_Brief_
Set down the material once more, exactly as it appears.

[Dataset items]
• • •

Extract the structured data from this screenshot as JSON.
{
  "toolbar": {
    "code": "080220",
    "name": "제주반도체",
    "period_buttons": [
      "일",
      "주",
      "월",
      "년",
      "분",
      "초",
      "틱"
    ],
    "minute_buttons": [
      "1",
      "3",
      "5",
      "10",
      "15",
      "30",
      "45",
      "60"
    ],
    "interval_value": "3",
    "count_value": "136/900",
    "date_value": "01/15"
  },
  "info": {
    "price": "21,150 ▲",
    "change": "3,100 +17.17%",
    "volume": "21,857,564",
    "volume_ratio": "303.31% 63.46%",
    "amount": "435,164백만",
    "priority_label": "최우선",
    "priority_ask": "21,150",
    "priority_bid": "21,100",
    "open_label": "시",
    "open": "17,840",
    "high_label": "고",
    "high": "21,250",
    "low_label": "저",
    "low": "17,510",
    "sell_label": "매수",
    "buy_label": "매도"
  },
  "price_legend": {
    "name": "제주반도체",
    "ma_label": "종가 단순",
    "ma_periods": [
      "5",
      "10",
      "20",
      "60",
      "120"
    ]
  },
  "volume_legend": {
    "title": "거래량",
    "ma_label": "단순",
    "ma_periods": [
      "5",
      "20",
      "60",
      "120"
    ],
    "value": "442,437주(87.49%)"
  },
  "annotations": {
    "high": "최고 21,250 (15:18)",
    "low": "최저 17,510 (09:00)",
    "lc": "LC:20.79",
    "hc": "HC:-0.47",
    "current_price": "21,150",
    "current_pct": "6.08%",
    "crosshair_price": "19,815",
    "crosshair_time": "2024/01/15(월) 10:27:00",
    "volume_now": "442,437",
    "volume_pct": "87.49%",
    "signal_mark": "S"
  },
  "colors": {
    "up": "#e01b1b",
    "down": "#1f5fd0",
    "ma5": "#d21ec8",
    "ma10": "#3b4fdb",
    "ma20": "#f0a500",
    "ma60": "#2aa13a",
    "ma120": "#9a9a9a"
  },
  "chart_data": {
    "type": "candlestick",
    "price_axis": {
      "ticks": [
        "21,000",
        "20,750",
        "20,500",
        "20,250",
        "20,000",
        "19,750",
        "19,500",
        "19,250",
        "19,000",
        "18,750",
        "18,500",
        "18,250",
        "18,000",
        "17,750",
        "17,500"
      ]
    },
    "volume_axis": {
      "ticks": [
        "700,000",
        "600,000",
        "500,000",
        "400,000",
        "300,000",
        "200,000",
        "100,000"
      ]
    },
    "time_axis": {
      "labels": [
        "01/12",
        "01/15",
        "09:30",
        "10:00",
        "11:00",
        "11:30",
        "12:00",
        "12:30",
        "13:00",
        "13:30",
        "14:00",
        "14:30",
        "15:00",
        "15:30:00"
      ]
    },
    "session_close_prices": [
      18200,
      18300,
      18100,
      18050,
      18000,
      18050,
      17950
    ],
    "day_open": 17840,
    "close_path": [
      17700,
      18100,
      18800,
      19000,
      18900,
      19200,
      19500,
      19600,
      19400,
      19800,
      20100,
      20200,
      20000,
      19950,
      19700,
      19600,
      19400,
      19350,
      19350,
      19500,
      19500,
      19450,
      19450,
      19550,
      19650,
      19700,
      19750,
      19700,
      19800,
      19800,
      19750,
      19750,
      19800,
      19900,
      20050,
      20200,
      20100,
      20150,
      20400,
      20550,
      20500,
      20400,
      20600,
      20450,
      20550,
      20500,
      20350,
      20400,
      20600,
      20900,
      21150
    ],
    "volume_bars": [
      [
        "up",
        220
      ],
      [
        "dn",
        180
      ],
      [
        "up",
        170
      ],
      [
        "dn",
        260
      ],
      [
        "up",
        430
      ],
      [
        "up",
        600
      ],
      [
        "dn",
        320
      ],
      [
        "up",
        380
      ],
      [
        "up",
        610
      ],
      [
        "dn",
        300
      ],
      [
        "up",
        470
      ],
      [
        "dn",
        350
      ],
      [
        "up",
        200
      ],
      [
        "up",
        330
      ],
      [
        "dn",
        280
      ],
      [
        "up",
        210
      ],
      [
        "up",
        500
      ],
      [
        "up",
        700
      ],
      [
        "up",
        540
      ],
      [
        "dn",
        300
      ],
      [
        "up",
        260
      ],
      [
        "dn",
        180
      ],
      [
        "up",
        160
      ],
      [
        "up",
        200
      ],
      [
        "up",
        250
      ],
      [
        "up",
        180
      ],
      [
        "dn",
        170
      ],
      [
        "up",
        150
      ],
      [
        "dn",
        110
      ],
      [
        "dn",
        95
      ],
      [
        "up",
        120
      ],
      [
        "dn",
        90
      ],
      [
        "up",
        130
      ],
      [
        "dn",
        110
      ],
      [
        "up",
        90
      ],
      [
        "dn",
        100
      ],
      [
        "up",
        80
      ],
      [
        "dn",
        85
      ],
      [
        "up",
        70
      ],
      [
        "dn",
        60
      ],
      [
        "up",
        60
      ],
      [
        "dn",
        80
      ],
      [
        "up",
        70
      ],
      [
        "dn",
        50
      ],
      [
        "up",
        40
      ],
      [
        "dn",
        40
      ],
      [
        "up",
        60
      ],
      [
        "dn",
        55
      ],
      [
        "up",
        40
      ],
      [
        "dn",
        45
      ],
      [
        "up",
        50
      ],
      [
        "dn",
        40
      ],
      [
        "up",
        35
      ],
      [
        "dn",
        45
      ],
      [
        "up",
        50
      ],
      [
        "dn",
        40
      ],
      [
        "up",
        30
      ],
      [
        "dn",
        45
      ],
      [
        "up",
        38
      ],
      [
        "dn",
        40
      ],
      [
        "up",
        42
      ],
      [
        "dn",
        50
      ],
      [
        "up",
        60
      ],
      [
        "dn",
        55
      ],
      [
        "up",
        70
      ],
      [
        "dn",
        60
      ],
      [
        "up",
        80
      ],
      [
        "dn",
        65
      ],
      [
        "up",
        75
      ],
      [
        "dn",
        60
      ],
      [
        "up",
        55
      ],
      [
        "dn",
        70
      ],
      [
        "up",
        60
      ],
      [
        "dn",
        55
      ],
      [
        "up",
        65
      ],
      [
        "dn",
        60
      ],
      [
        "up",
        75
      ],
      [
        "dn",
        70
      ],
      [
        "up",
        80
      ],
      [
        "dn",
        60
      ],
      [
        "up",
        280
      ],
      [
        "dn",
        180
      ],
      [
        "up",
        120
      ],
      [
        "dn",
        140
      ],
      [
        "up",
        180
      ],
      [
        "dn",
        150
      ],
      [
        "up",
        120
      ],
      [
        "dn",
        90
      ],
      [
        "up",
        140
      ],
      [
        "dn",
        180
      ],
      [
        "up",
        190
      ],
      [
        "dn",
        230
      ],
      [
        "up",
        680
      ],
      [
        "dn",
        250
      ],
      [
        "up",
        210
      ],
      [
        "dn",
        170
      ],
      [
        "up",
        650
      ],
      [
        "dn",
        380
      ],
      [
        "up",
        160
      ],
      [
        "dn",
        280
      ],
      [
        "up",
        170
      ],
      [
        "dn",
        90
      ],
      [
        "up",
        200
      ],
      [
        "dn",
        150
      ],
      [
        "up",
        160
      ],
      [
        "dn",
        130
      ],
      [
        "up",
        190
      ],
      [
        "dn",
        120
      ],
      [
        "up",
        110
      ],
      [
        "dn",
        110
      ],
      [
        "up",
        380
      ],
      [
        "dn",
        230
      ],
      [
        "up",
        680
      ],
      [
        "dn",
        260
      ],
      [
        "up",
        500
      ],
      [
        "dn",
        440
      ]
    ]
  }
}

• • •

_Exercise solution_
Extract the structured data from this screenshot as JSON.
{
  "toolbar": {
    "code": "080220",
    "name": "제주반도체",
    "period_buttons": [
      "일",
      "주",
      "월",
      "년",
      "분",
      "초",
      "틱"
    ],
    "minute_buttons": [
      "1",
      "3",
      "5",
      "10",
      "15",
      "30",
      "45",
      "60"
    ],
    "interval_value": "3",
    "count_value": "136/900",
    "date_value": "01/15"
  },
  "info": {
    "price": "21,150 ▲",
    "change": "3,100 +17.17%",
    "volume": "21,857,564",
    "volume_ratio": "303.31% 63.46%",
    "amount": "435,164백만",
    "priority_label": "최우선",
    "priority_ask": "21,150",
    "priority_bid": "21,100",
    "open_label": "시",
    "open": "17,840",
    "high_label": "고",
    "high": "21,250",
    "low_label": "저",
    "low": "17,510",
    "sell_label": "매수",
    "buy_label": "매도"
  },
  "price_legend": {
    "name": "제주반도체",
    "ma_label": "종가 단순",
    "ma_periods": [
      "5",
      "10",
      "20",
      "60",
      "120"
    ]
  },
  "volume_legend": {
    "title": "거래량",
    "ma_label": "단순",
    "ma_periods": [
      "5",
      "20",
      "60",
      "120"
    ],
    "value": "442,437주(87.49%)"
  },
  "annotations": {
    "high": "최고 21,250 (15:18)",
    "low": "최저 17,510 (09:00)",
    "lc": "LC:20.79",
    "hc": "HC:-0.47",
    "current_price": "21,150",
    "current_pct": "6.08%",
    "crosshair_price": "19,815",
    "crosshair_time": "2024/01/15(월) 10:27:00",
    "volume_now": "442,437",
    "volume_pct": "87.49%",
    "signal_mark": "S"
  },
  "colors": {
    "up": "#e01b1b",
    "down": "#1f5fd0",
    "ma5": "#d21ec8",
    "ma10": "#3b4fdb",
    "ma20": "#f0a500",
    "ma60": "#2aa13a",
    "ma120": "#9a9a9a"
  },
  "chart_data": {
    "type": "candlestick",
    "price_axis": {
      "ticks": [
        "21,000",
        "20,750",
        "20,500",
        "20,250",
        "20,000",
        "19,750",
        "19,500",
        "19,250",
        "19,000",
        "18,750",
        "18,500",
        "18,250",
        "18,000",
        "17,750",
        "17,500"
      ]
    },
    "volume_axis": {
      "ticks": [
        "700,000",
        "600,000",
        "500,000",
        "400,000",
        "300,000",
        "200,000",
        "100,000"
      ]
    },
    "time_axis": {
      "labels": [
        "01/12",
        "01/15",
        "09:30",
        "10:00",
        "11:00",
        "11:30",
        "12:00",
        "12:30",
        "13:00",
        "13:30",
        "14:00",
        "14:30",
        "15:00",
        "15:30:00"
      ]
    },
    "session_close_prices": [
      18200,
      18300,
      18100,
      18050,
      18000,
      18050,
      17950
    ],
    "day_open": 17840,
    "close_path": [
      17700,
      18100,
      18800,
      19000,
      18900,
      19200,
      19500,
      19600,
      19400,
      19800,
      20100,
      20200,
      20000,
      19950,
      19700,
      19600,
      19400,
      19350,
      19350,
      19500,
      19500,
      19450,
      19450,
      19550,
      19650,
      19700,
      19750,
      19700,
      19800,
      19800,
      19750,
      19750,
      19800,
      19900,
      20050,
      20200,
      20100,
      20150,
      20400,
      20550,
      20500,
      20400,
      20600,
      20450,
      20550,
      20500,
      20350,
      20400,
      20600,
      20900,
      21150
    ],
    "volume_bars": [
      [
        "up",
        220
      ],
      [
        "dn",
        180
      ],
      [
        "up",
        170
      ],
      [
        "dn",
        260
      ],
      [
        "up",
        430
      ],
      [
        "up",
        600
      ],
      [
        "dn",
        320
      ],
      [
        "up",
        380
      ],
      [
        "up",
        610
      ],
      [
        "dn",
        300
      ],
      [
        "up",
        470
      ],
      [
        "dn",
        350
      ],
      [
        "up",
        200
      ],
      [
        "up",
        330
      ],
      [
        "dn",
        280
      ],
      [
        "up",
        210
      ],
      [
        "up",
        500
      ],
      [
        "up",
        700
      ],
      [
        "up",
        540
      ],
      [
        "dn",
        300
      ],
      [
        "up",
        260
      ],
      [
        "dn",
        180
      ],
      [
        "up",
        160
      ],
      [
        "up",
        200
      ],
      [
        "up",
        250
      ],
      [
        "up",
        180
      ],
      [
        "dn",
        170
      ],
      [
        "up",
        150
      ],
      [
        "dn",
        110
      ],
      [
        "dn",
        95
      ],
      [
        "up",
        120
      ],
      [
        "dn",
        90
      ],
      [
        "up",
        130
      ],
      [
        "dn",
        110
      ],
      [
        "up",
        90
      ],
      [
        "dn",
        100
      ],
      [
        "up",
        80
      ],
      [
        "dn",
        85
      ],
      [
        "up",
        70
      ],
      [
        "dn",
        60
      ],
      [
        "up",
        60
      ],
      [
        "dn",
        80
      ],
      [
        "up",
        70
      ],
      [
        "dn",
        50
      ],
      [
        "up",
        40
      ],
      [
        "dn",
        40
      ],
      [
        "up",
        60
      ],
      [
        "dn",
        55
      ],
      [
        "up",
        40
      ],
      [
        "dn",
        45
      ],
      [
        "up",
        50
      ],
      [
        "dn",
        40
      ],
      [
        "up",
        35
      ],
      [
        "dn",
        45
      ],
      [
        "up",
        50
      ],
      [
        "dn",
        40
      ],
      [
        "up",
        30
      ],
      [
        "dn",
        45
      ],
      [
        "up",
        38
      ],
      [
        "dn",
        40
      ],
      [
        "up",
        42
      ],
      [
        "dn",
        50
      ],
      [
        "up",
        60
      ],
      [
        "dn",
        55
      ],
      [
        "up",
        70
      ],
      [
        "dn",
        60
      ],
      [
        "up",
        80
      ],
      [
        "dn",
        65
      ],
      [
        "up",
        75
      ],
      [
        "dn",
        60
      ],
      [
        "up",
        55
      ],
      [
        "dn",
        70
      ],
      [
        "up",
        60
      ],
      [
        "dn",
        55
      ],
      [
        "up",
        65
      ],
      [
        "dn",
        60
      ],
      [
        "up",
        75
      ],
      [
        "dn",
        70
      ],
      [
        "up",
        80
      ],
      [
        "dn",
        60
      ],
      [
        "up",
        280
      ],
      [
        "dn",
        180
      ],
      [
        "up",
        120
      ],
      [
        "dn",
        140
      ],
      [
        "up",
        180
      ],
      [
        "dn",
        150
      ],
      [
        "up",
        120
      ],
      [
        "dn",
        90
      ],
      [
        "up",
        140
      ],
      [
        "dn",
        180
      ],
      [
        "up",
        190
      ],
      [
        "dn",
        230
      ],
      [
        "up",
        680
      ],
      [
        "dn",
        250
      ],
      [
        "up",
        210
      ],
      [
        "dn",
        170
      ],
      [
        "up",
        650
      ],
      [
        "dn",
        380
      ],
      [
        "up",
        160
      ],
      [
        "dn",
        280
      ],
      [
        "up",
        170
      ],
      [
        "dn",
        90
      ],
      [
        "up",
        200
      ],
      [
        "dn",
        150
      ],
      [
        "up",
        160
      ],
      [
        "dn",
        130
      ],
      [
        "up",
        190
      ],
      [
        "dn",
        120
      ],
      [
        "up",
        110
      ],
      [
        "dn",
        110
      ],
      [
        "up",
        380
      ],
      [
        "dn",
        230
      ],
      [
        "up",
        680
      ],
      [
        "dn",
        260
      ],
      [
        "up",
        500
      ],
      [
        "dn",
        440
      ]
    ]
  }
}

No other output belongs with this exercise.